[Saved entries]
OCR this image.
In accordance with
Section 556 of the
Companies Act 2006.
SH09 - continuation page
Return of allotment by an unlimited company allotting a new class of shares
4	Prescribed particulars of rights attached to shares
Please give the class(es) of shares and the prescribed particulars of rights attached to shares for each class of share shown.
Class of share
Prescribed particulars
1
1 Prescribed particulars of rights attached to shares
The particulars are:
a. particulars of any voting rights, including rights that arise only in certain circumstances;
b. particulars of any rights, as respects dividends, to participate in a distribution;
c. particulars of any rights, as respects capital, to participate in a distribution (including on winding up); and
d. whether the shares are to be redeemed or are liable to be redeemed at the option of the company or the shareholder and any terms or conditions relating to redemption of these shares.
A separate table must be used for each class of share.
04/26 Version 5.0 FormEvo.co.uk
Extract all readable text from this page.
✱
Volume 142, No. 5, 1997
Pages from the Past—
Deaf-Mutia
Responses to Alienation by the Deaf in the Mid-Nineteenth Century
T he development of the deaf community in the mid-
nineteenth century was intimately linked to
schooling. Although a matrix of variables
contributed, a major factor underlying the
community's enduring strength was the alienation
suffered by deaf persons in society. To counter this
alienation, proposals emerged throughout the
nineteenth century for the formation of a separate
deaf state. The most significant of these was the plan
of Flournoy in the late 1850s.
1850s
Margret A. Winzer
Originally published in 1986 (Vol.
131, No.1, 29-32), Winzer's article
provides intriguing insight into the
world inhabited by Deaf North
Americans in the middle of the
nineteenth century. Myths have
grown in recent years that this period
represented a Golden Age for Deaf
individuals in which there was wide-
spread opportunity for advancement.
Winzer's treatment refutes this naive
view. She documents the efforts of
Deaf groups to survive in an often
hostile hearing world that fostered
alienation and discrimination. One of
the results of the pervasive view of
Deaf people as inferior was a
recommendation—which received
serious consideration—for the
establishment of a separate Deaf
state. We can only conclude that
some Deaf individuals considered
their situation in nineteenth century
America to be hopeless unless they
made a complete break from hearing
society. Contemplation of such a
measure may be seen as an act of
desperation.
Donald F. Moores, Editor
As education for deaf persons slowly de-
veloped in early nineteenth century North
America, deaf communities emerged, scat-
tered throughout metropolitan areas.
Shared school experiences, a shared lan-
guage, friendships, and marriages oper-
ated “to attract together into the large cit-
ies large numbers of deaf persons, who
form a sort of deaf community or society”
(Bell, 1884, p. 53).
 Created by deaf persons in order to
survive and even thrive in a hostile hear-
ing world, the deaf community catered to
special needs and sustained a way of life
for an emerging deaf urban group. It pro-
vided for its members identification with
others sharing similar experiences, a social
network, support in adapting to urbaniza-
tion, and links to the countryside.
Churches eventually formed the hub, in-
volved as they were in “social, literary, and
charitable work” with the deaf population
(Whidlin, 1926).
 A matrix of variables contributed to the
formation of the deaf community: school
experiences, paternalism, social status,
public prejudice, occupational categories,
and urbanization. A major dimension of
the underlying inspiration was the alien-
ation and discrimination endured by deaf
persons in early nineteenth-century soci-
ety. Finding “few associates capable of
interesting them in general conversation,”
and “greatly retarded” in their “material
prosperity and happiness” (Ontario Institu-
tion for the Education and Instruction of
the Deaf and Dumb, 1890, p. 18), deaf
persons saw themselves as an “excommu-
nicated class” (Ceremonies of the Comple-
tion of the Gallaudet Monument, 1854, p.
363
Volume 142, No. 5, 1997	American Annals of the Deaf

**What the exercise asks**
Above are lines of data; state how many of them contain the word "society", with no other output.

**Task result**
3